=== EXERCISE REQUIREMENTS ===
Go through the entries one line at a time, and gather every line that has the word "about".

━━━ PROVIDED RECORDS

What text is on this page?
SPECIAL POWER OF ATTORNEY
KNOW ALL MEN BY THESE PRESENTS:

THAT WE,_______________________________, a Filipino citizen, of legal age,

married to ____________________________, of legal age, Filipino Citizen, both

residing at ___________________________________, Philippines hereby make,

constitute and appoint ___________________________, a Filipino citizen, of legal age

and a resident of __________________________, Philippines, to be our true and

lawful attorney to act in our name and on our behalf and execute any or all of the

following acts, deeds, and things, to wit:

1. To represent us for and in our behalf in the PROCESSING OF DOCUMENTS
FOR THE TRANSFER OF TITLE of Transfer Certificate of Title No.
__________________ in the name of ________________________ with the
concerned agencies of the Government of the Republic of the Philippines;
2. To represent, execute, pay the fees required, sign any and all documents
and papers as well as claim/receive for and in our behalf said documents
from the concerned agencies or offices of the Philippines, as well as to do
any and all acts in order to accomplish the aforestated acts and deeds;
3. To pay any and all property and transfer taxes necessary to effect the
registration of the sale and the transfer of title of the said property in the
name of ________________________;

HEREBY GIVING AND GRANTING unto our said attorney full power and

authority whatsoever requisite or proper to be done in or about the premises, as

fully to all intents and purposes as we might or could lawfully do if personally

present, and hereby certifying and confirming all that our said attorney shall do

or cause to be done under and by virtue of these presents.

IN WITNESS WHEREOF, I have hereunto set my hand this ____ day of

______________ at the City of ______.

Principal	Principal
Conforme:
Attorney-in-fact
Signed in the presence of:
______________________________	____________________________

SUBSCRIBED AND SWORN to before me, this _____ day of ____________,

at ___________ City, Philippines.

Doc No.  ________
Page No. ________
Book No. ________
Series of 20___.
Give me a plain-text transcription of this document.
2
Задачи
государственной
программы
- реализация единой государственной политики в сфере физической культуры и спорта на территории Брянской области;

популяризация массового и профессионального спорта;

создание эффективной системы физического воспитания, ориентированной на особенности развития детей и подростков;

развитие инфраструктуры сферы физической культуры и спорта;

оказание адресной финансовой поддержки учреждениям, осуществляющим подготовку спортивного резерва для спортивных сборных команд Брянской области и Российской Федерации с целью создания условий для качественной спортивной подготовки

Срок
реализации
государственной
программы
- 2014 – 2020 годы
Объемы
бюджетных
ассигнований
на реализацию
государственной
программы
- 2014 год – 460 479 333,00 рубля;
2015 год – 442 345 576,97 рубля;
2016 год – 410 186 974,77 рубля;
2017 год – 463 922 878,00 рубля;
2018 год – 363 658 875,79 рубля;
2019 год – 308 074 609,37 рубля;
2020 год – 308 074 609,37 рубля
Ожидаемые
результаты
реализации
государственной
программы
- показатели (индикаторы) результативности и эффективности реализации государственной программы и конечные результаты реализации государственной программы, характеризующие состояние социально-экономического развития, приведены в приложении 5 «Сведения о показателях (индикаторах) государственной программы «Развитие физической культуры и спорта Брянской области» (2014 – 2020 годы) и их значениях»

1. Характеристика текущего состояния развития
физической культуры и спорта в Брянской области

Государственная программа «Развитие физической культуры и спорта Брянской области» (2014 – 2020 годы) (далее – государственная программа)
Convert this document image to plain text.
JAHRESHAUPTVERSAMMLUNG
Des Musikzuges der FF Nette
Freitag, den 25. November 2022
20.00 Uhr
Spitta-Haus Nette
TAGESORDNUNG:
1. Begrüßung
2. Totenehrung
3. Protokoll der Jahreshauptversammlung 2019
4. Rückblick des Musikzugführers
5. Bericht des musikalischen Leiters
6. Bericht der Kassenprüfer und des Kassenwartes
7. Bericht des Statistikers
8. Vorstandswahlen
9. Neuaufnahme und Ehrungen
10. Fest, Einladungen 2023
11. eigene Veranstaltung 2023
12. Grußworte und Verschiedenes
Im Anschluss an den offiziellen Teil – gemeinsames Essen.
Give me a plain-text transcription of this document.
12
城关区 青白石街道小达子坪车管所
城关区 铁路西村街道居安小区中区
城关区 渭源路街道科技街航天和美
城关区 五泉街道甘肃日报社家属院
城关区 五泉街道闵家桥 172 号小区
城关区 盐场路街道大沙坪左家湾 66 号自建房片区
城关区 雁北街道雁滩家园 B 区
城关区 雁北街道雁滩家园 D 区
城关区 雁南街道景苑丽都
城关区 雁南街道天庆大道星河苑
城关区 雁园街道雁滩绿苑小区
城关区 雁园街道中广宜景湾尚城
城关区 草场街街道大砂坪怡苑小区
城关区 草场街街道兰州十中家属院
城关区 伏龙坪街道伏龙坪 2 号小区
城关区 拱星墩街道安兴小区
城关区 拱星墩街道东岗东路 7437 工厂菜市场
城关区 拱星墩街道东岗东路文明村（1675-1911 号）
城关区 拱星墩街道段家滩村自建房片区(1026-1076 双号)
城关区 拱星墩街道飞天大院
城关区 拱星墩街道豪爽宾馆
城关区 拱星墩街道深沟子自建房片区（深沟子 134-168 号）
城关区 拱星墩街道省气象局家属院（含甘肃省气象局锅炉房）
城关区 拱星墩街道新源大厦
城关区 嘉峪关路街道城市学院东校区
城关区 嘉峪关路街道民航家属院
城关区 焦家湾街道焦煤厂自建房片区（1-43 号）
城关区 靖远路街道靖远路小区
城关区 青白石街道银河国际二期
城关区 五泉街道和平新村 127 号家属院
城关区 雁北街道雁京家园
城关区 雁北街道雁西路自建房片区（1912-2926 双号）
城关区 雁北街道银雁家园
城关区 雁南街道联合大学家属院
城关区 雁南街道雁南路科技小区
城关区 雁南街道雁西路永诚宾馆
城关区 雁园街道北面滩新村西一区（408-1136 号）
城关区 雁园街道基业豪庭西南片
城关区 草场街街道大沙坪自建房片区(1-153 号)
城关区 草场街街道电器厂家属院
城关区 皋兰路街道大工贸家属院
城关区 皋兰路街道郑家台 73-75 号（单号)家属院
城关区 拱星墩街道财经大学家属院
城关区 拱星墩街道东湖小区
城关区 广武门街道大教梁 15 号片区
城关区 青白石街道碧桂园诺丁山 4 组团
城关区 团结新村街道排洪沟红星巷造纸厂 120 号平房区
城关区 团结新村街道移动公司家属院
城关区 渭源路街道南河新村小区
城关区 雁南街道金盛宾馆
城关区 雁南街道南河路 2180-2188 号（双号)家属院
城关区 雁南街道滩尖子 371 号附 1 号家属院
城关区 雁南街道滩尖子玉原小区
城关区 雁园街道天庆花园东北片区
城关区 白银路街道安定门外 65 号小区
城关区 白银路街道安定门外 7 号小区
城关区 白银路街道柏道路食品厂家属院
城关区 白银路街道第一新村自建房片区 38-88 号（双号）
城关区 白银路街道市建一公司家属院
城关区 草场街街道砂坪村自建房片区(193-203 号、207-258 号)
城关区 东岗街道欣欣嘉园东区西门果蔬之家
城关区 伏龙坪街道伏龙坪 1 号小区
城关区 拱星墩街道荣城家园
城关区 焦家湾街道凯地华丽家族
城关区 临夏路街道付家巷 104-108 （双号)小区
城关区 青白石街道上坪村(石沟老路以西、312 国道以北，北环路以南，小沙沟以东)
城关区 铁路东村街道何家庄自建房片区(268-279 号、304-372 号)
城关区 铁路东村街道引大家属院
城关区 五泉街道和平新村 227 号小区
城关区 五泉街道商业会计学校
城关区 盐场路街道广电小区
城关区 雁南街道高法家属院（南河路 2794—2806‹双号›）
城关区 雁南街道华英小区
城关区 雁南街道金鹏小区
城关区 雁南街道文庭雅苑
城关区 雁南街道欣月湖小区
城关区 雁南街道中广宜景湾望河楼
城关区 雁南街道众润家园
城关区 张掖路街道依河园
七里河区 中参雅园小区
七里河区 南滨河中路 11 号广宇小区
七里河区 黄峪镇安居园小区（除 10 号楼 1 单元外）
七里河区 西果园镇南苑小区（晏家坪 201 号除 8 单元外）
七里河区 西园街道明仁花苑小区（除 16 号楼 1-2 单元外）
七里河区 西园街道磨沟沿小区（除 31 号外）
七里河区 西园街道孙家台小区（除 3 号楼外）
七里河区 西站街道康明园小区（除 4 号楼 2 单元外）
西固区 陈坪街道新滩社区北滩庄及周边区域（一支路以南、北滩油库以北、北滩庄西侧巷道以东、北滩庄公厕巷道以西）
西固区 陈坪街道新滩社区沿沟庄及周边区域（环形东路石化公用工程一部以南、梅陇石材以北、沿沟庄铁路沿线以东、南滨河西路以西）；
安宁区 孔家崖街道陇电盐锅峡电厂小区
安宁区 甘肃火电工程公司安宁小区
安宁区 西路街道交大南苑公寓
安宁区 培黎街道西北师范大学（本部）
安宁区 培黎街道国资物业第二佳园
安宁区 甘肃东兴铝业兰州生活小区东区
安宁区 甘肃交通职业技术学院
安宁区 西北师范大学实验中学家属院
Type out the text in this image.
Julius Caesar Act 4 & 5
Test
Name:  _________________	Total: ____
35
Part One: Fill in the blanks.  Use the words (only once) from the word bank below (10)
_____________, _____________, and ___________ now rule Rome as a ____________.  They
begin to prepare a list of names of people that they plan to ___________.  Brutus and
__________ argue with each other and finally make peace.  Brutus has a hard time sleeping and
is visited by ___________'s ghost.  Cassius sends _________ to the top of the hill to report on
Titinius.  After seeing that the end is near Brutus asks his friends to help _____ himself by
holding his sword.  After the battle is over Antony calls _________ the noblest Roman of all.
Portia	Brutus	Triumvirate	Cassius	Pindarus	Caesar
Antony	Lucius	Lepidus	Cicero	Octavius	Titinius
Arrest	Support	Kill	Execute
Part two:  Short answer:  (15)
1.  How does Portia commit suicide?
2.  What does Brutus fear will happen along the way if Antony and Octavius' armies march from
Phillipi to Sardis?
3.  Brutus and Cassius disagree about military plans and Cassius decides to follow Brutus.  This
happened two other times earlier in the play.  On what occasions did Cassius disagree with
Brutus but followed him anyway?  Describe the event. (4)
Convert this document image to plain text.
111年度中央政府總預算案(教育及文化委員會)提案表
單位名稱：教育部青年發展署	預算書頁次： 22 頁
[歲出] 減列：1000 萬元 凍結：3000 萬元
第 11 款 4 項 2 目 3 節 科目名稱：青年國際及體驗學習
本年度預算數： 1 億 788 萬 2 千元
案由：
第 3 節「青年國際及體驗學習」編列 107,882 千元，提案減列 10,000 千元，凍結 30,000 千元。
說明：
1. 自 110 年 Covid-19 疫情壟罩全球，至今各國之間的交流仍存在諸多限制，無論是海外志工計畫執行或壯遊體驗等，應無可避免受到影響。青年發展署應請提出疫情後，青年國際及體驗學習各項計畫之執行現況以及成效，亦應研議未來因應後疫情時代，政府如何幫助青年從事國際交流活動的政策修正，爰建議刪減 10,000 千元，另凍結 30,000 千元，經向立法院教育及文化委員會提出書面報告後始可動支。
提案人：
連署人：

━━━━━━

=== OUTPUT FOR THIS TASK ===
authority whatsoever requisite or proper to be done in or about the premises, as
3.  Brutus and Cassius disagree about military plans and Cassius decides to follow Brutus.  This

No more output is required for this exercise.